■ Document section
*****
If the acknowledgment form is in electronic form, then it shall contain the consumer disclosures required by Section 101(c) of the federal Electronic Signatures in Global and National Commerce Act.
(c) Except as provided in subsection (d), the requirements of this Section are satisfied if the provider provides the following warning verbatim, both orally and in writing, with the caption "CONSUMER NOTICE AND RIGHTS FORM" in at least 28-point font and the remaining portion in at least 14-point font, to a consumer before the consumer signs a contract for the debt settlement provider's services:
We CANNOT GUARANTEE that you successfully will reduce or eliminate your debt.
If you stop paying your creditors, there is a strong likelihood some or all of the following may happen:
- CREDITORS MAY STILL CONTACT YOU AND TRY TO COLLECT.
- CREDITORS MAY STILL SUE YOU FOR THE MONEY YOU OWE.
- YOUR WAGES OR BANK ACCOUNT MAY STILL BE GARNISHED.
- YOUR CREDIT RATING AND CREDIT SCORE LIKELY WILL BE HARMED.
- NOT ALL CREDITORS WILL AGREE TO ACCEPT A BALANCE REDUCTION.
- YOU SHOULD CONSIDER ALL YOUR OPTIONS FOR ADDRESSING YOUR DEBT, SUCH AS CREDIT COUNSELING AND BANKRUPTCY FILING.
- THE AMOUNT OF MONEY YOU OWE MAY INCREASE DUE TO CREDITOR IMPOSITION OF INTEREST CHARGES, LATE FEES, AND OTHER PENALTY FEES.
*****
■ Jobs
A. Transcribe the debt settlement provision from "(c) Except as" to "A BALANCE REDUCTION.".
B. In the debt settlement provision, what is the minimum font size for the caption "CONSUMER NOTICE AND RIGHTS FORM"?
C. Resume the debt settlement provision from the point where it stops.

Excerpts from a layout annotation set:
*****
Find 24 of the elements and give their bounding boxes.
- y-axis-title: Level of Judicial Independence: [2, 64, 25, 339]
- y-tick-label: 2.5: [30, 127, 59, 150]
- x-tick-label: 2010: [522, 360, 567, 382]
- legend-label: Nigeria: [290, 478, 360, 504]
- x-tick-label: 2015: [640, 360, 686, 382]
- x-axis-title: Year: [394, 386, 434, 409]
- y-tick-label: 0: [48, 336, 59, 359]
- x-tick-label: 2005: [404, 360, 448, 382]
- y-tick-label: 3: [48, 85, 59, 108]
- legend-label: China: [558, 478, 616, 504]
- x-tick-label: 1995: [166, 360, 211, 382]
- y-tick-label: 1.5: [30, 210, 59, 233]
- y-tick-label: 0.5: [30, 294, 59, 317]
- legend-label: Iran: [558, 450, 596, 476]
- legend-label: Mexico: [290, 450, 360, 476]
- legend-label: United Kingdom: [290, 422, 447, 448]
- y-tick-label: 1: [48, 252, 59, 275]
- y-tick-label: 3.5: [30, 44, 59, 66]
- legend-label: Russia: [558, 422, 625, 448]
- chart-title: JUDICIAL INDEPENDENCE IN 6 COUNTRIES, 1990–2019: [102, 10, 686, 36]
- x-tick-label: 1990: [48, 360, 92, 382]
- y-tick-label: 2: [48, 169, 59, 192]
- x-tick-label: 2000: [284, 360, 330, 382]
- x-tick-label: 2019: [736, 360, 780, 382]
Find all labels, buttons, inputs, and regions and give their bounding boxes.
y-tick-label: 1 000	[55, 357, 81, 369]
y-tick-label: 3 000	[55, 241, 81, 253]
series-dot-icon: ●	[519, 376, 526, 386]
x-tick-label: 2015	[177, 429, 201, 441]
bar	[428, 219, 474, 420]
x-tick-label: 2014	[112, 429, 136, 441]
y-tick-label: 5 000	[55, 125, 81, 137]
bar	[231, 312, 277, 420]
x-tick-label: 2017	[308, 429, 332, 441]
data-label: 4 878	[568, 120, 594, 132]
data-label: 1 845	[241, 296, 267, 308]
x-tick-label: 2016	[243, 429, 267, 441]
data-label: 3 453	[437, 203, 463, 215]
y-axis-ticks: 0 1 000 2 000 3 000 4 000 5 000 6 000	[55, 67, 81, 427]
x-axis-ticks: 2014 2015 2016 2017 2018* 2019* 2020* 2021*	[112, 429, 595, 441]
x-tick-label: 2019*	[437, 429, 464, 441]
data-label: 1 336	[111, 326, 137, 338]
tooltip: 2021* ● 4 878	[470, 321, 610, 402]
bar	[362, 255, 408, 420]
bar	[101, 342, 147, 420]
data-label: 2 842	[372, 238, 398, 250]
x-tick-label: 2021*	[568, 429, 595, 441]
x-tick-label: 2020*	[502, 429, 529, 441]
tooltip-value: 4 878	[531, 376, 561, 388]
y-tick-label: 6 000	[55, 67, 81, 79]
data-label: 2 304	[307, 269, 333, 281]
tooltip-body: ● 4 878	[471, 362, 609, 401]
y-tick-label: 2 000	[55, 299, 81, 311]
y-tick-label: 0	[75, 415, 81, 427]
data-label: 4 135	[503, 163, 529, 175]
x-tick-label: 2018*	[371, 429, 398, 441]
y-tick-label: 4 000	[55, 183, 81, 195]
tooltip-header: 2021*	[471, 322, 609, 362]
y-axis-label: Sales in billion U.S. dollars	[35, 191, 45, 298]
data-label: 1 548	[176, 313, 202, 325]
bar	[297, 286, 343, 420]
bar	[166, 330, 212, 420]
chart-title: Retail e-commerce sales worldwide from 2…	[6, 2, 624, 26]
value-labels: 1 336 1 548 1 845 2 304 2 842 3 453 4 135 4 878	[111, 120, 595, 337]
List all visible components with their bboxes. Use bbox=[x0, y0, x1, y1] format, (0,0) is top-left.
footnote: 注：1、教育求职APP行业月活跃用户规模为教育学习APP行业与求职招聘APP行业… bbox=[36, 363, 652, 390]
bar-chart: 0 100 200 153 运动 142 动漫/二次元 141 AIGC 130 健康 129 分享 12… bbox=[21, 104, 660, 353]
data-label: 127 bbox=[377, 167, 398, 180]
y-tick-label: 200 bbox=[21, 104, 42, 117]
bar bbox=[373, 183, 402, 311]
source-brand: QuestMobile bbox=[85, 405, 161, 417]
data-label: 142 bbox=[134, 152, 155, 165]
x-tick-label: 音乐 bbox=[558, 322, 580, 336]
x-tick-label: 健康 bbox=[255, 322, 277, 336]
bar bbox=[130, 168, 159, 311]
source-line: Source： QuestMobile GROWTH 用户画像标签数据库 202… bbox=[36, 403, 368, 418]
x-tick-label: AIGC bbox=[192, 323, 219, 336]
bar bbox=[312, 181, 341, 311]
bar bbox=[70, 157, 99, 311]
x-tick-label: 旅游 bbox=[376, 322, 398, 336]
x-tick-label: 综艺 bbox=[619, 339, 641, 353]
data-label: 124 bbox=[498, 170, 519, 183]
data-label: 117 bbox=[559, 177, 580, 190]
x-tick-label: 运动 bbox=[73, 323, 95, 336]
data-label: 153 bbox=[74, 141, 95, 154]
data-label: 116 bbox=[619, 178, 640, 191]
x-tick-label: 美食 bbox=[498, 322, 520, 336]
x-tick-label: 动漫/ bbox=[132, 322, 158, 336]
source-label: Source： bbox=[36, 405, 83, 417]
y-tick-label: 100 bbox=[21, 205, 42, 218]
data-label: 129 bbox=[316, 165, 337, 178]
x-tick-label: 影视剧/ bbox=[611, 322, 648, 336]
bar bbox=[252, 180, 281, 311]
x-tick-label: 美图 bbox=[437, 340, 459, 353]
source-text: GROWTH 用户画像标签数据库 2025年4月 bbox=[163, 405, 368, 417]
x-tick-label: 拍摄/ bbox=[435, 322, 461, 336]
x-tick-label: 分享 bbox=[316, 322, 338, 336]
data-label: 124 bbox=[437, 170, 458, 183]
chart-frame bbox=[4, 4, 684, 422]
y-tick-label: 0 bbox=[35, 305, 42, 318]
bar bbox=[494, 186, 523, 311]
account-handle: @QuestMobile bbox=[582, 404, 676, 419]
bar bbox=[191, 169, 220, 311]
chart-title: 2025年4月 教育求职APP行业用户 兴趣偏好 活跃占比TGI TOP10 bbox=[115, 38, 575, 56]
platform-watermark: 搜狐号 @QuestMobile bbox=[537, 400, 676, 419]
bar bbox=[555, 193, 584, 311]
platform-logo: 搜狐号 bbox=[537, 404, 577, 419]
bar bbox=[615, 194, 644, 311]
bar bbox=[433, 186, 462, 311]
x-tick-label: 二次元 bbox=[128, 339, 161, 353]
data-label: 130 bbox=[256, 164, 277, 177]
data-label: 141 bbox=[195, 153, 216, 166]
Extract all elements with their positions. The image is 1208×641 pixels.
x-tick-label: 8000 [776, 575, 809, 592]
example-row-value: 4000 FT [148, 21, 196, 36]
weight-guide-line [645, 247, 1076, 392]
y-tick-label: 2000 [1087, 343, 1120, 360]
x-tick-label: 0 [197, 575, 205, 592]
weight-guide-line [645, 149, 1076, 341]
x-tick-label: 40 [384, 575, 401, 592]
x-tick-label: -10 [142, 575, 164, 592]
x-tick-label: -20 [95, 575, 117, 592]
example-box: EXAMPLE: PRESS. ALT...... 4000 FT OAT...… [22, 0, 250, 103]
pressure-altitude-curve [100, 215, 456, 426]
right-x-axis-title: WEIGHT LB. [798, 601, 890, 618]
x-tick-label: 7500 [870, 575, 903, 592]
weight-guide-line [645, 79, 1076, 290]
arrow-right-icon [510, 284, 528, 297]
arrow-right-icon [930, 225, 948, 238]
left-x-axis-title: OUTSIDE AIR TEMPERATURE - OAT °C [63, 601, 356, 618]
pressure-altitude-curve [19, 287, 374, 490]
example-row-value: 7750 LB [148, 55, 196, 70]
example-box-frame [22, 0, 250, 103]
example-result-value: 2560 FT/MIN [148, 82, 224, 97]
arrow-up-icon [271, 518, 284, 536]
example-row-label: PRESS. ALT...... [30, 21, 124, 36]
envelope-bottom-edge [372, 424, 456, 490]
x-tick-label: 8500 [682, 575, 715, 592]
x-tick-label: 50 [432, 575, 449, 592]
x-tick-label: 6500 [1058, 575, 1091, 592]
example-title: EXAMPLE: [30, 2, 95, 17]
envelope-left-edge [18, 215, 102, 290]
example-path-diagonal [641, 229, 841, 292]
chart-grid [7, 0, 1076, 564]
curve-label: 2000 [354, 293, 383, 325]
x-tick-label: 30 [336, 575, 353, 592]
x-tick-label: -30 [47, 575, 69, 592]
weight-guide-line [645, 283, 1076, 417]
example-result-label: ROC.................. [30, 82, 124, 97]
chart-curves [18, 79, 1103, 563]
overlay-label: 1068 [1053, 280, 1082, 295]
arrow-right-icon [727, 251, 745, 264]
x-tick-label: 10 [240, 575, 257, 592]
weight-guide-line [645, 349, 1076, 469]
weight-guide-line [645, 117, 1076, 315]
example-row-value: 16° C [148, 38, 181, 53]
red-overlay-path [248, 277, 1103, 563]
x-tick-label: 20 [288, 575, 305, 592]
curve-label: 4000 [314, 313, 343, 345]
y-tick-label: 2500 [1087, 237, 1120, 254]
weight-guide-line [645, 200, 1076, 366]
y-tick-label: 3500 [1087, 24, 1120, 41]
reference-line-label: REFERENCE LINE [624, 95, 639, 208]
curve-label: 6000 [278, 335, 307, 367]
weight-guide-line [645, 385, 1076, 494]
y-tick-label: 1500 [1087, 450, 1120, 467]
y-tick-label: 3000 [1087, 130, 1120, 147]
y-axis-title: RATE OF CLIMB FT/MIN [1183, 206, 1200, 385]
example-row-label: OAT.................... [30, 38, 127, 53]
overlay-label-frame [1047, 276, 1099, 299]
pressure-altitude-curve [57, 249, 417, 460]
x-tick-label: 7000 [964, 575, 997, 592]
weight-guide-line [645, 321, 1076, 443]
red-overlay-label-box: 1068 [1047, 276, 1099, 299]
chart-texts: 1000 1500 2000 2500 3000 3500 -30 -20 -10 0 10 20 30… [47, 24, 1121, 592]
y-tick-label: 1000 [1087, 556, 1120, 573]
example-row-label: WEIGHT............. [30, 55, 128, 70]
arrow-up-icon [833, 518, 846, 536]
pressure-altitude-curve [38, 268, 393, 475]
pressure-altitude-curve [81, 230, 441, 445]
*****
■ Solved problems
A.
(c) Except as provided in subsection (d), the requirements of this Section are satisfied if the provider provides the following warning verbatim, both orally and in writing, with the caption "CONSUMER NOTICE AND RIGHTS FORM" in at least 28-point font and the remaining portion in at least 14-point font, to a consumer before the consumer signs a contract for the debt settlement provider's services:
We CANNOT GUARANTEE that you successfully will reduce or eliminate your debt.
If you stop paying your creditors, there is a strong likelihood some or all of the following may happen:
- CREDITORS MAY STILL CONTACT YOU AND TRY TO COLLECT.
- CREDITORS MAY STILL SUE YOU FOR THE MONEY YOU OWE.
- YOUR WAGES OR BANK ACCOUNT MAY STILL BE GARNISHED.
- YOUR CREDIT RATING AND CREDIT SCORE LIKELY WILL BE HARMED.
- NOT ALL CREDITORS WILL AGREE TO ACCEPT A BALANCE REDUCTION.

B. At least 28-point font.

C.
- EVEN IF WE DO SETTLE YOUR DEBT, YOU MAY STILL BE REQUIRED TO PAY TAXES ON THE AMOUNT FORGIVEN.
If you sign a contract with a Debt Settlement Provider, you have the right to cancel at any time and receive a full refund of all unearned fees you have paid to the provider and all funds placed in your settlement fund that have not been paid to any creditors.
If you are dissatisfied with a debt settlement provider or have any questions, please bring it to the attention of the Illinois Attorney General's Office and the Department of Financial and Professional Regulation.
Attorney General Toll-Free Numbers:
Carbondale (800) 243-0607
Springfield (800) 243-0618
Chicago (800) 386-5438
Website for Department of Financial and Professional Regulation: www.idfpr.com
I, the debtor, have received from the debt settlement provider a copy of the form entitled Consumer Notice and Rights Form.".
(d) All providers of student loan debt relief services shall include the following disclosure:
(225 ILCS 429/120)
Sec. 120. Debt settlement contract.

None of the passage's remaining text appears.